▶ [Data for processing]
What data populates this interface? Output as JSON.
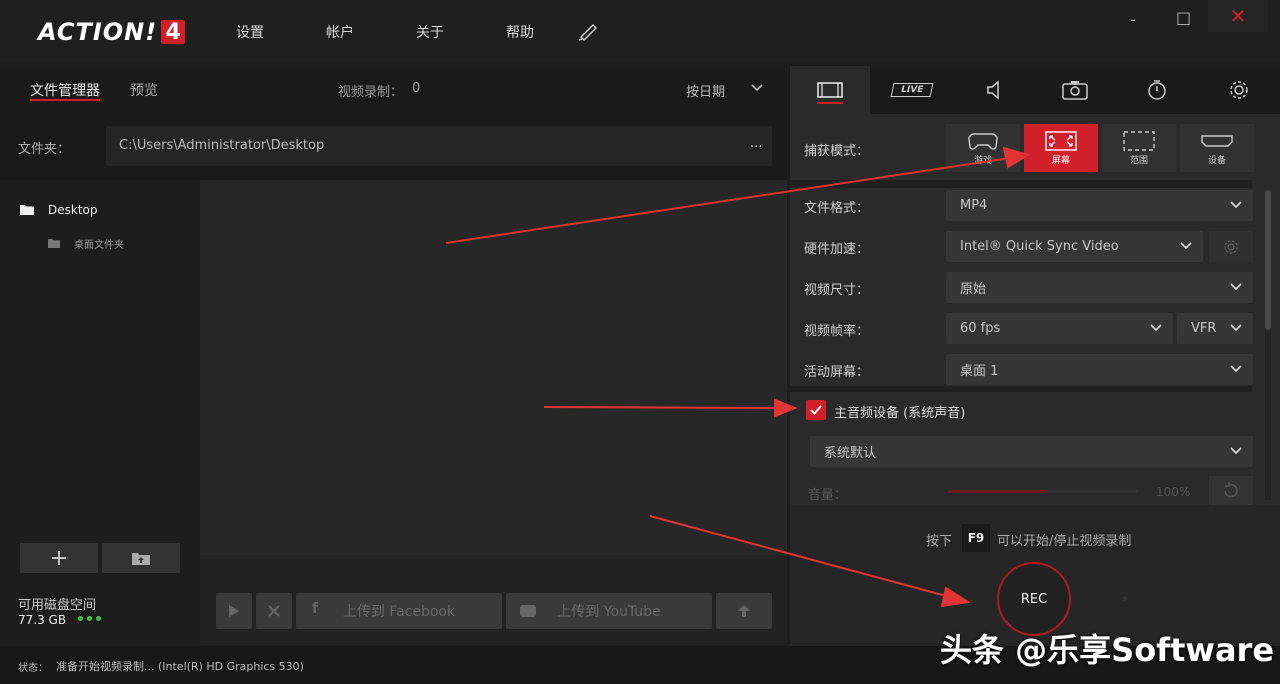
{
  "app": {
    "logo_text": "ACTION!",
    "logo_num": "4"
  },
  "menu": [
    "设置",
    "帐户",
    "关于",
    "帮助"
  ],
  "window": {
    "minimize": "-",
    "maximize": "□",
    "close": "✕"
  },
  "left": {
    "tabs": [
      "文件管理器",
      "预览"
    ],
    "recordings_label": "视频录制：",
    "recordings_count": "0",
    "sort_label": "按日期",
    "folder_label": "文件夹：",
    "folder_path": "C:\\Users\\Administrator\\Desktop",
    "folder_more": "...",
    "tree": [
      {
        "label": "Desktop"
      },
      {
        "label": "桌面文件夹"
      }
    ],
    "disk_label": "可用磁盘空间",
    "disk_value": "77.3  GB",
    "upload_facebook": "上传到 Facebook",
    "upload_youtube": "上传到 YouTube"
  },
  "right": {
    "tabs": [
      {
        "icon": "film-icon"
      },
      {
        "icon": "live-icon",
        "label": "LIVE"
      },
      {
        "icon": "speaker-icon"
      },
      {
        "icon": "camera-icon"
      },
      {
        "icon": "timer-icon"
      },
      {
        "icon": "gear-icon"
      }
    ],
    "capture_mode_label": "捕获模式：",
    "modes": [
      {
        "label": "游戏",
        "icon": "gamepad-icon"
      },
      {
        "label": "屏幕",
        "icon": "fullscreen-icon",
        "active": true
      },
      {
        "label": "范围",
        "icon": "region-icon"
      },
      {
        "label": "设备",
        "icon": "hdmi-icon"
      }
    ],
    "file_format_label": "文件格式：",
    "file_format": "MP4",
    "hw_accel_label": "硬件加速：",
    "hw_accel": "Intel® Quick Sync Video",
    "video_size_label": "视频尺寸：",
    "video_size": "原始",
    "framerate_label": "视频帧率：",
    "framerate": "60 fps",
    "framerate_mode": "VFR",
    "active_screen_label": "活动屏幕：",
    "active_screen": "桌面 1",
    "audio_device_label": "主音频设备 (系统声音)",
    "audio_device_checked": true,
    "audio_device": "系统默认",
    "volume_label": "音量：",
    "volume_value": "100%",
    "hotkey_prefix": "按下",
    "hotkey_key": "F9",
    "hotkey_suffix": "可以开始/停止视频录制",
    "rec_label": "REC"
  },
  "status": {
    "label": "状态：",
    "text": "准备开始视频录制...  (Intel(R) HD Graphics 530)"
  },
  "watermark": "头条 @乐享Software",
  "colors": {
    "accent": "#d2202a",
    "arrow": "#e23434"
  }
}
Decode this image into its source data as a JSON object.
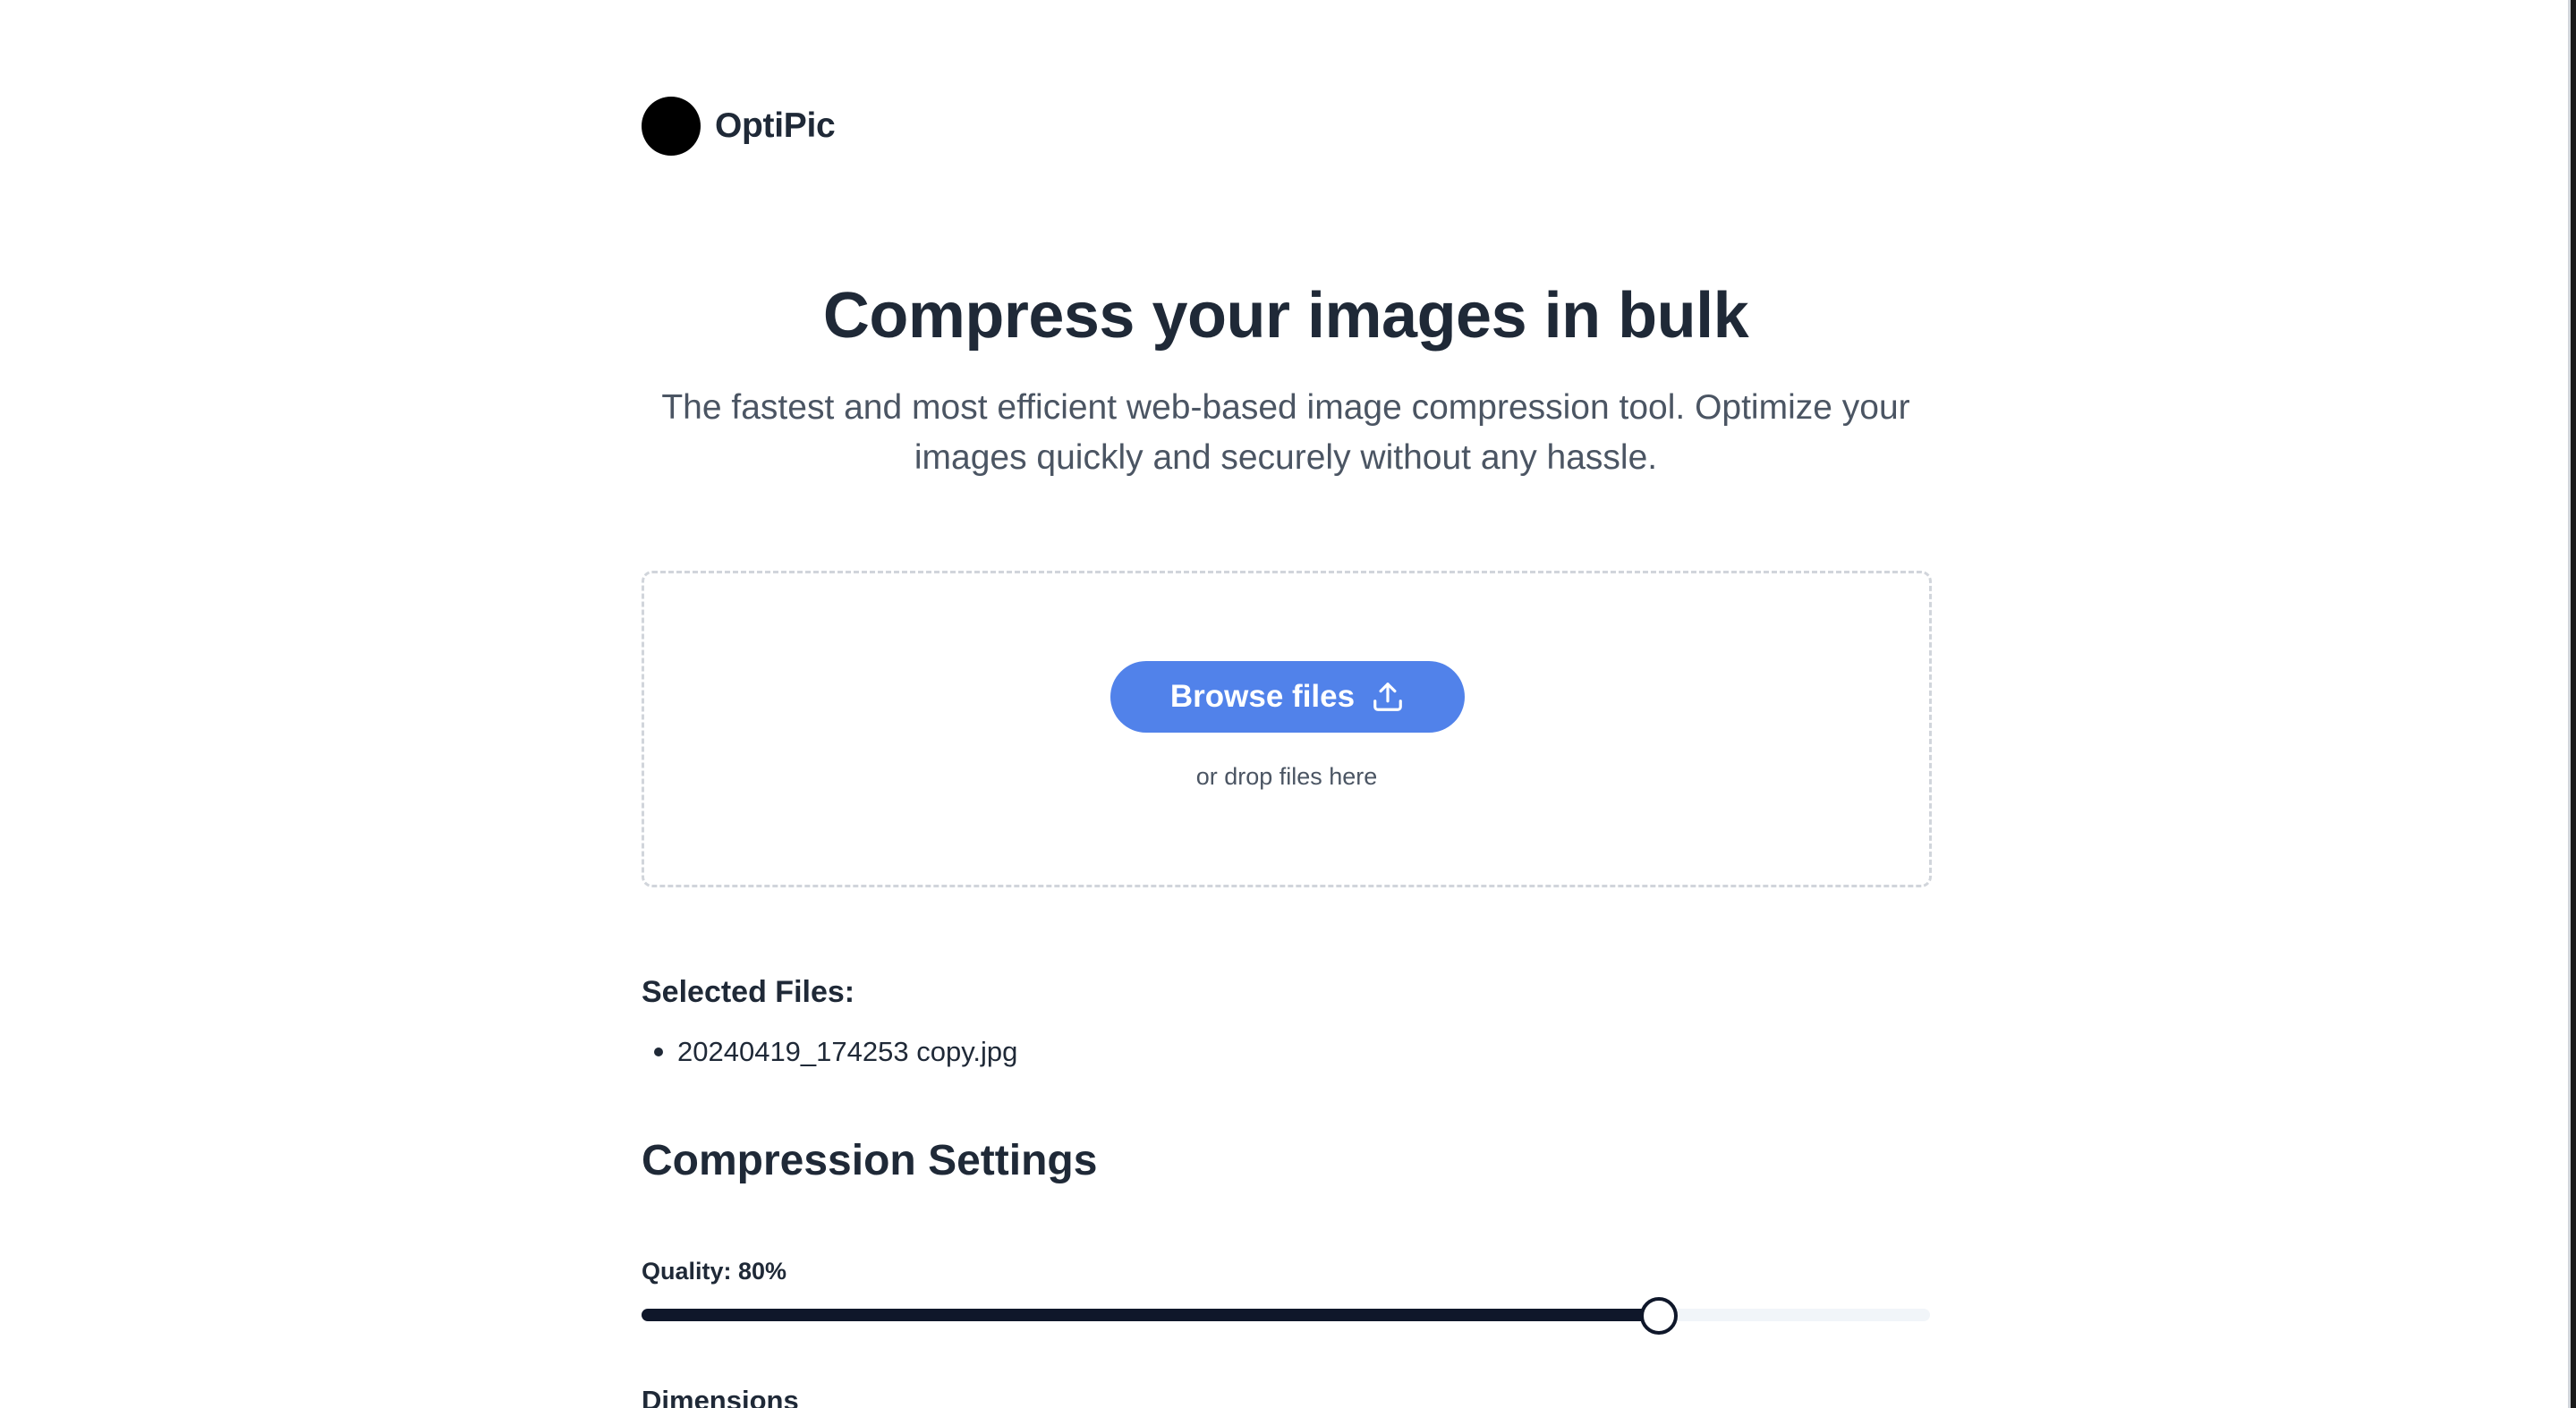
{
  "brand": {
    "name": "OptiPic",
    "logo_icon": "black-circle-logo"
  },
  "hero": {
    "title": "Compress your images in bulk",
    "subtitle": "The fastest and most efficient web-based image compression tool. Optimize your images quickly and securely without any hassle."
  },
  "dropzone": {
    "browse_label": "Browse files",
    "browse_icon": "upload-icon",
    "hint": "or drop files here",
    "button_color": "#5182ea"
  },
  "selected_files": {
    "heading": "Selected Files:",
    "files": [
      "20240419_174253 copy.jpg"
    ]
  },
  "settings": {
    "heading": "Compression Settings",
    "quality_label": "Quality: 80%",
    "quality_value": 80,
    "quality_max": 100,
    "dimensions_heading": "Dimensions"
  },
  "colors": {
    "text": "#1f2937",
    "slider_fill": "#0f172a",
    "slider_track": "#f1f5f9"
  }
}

▶ [Task instructions]
The records above must be echoed exactly, minus their pictures.

▶ [Exercise solution]
What data populates this interface? Output as JSON.
{
  "app": {
    "logo_text": "ACTION!",
    "logo_num": "4"
  },
  "menu": [
    "设置",
    "帐户",
    "关于",
    "帮助"
  ],
  "window": {
    "minimize": "-",
    "maximize": "□",
    "close": "✕"
  },
  "left": {
    "tabs": [
      "文件管理器",
      "预览"
    ],
    "recordings_label": "视频录制：",
    "recordings_count": "0",
    "sort_label": "按日期",
    "folder_label": "文件夹：",
    "folder_path": "C:\\Users\\Administrator\\Desktop",
    "folder_more": "...",
    "tree": [
      {
        "label": "Desktop"
      },
      {
        "label": "桌面文件夹"
      }
    ],
    "disk_label": "可用磁盘空间",
    "disk_value": "77.3  GB",
    "upload_facebook": "上传到 Facebook",
    "upload_youtube": "上传到 YouTube"
  },
  "right": {
    "tabs": [
      {
        "icon": "film-icon"
      },
      {
        "icon": "live-icon",
        "label": "LIVE"
      },
      {
        "icon": "speaker-icon"
      },
      {
        "icon": "camera-icon"
      },
      {
        "icon": "timer-icon"
      },
      {
        "icon": "gear-icon"
      }
    ],
    "capture_mode_label": "捕获模式：",
    "modes": [
      {
        "label": "游戏",
        "icon": "gamepad-icon"
      },
      {
        "label": "屏幕",
        "icon": "fullscreen-icon",
        "active": true
      },
      {
        "label": "范围",
        "icon": "region-icon"
      },
      {
        "label": "设备",
        "icon": "hdmi-icon"
      }
    ],
    "file_format_label": "文件格式：",
    "file_format": "MP4",
    "hw_accel_label": "硬件加速：",
    "hw_accel": "Intel® Quick Sync Video",
    "video_size_label": "视频尺寸：",
    "video_size": "原始",
    "framerate_label": "视频帧率：",
    "framerate": "60 fps",
    "framerate_mode": "VFR",
    "active_screen_label": "活动屏幕：",
    "active_screen": "桌面 1",
    "audio_device_label": "主音频设备 (系统声音)",
    "audio_device_checked": true,
    "audio_device": "系统默认",
    "volume_label": "音量：",
    "volume_value": "100%",
    "hotkey_prefix": "按下",
    "hotkey_key": "F9",
    "hotkey_suffix": "可以开始/停止视频录制",
    "rec_label": "REC"
  },
  "status": {
    "label": "状态：",
    "text": "准备开始视频录制...  (Intel(R) HD Graphics 530)"
  },
  "watermark": "头条 @乐享Software",
  "colors": {
    "accent": "#d2202a",
    "arrow": "#e23434"
  }
}
Decode this image into its source data as a JSON object.
{
  "brand": {
    "name": "OptiPic",
    "logo_icon": "black-circle-logo"
  },
  "hero": {
    "title": "Compress your images in bulk",
    "subtitle": "The fastest and most efficient web-based image compression tool. Optimize your images quickly and securely without any hassle."
  },
  "dropzone": {
    "browse_label": "Browse files",
    "browse_icon": "upload-icon",
    "hint": "or drop files here",
    "button_color": "#5182ea"
  },
  "selected_files": {
    "heading": "Selected Files:",
    "files": [
      "20240419_174253 copy.jpg"
    ]
  },
  "settings": {
    "heading": "Compression Settings",
    "quality_label": "Quality: 80%",
    "quality_value": 80,
    "quality_max": 100,
    "dimensions_heading": "Dimensions"
  },
  "colors": {
    "text": "#1f2937",
    "slider_fill": "#0f172a",
    "slider_track": "#f1f5f9"
  }
}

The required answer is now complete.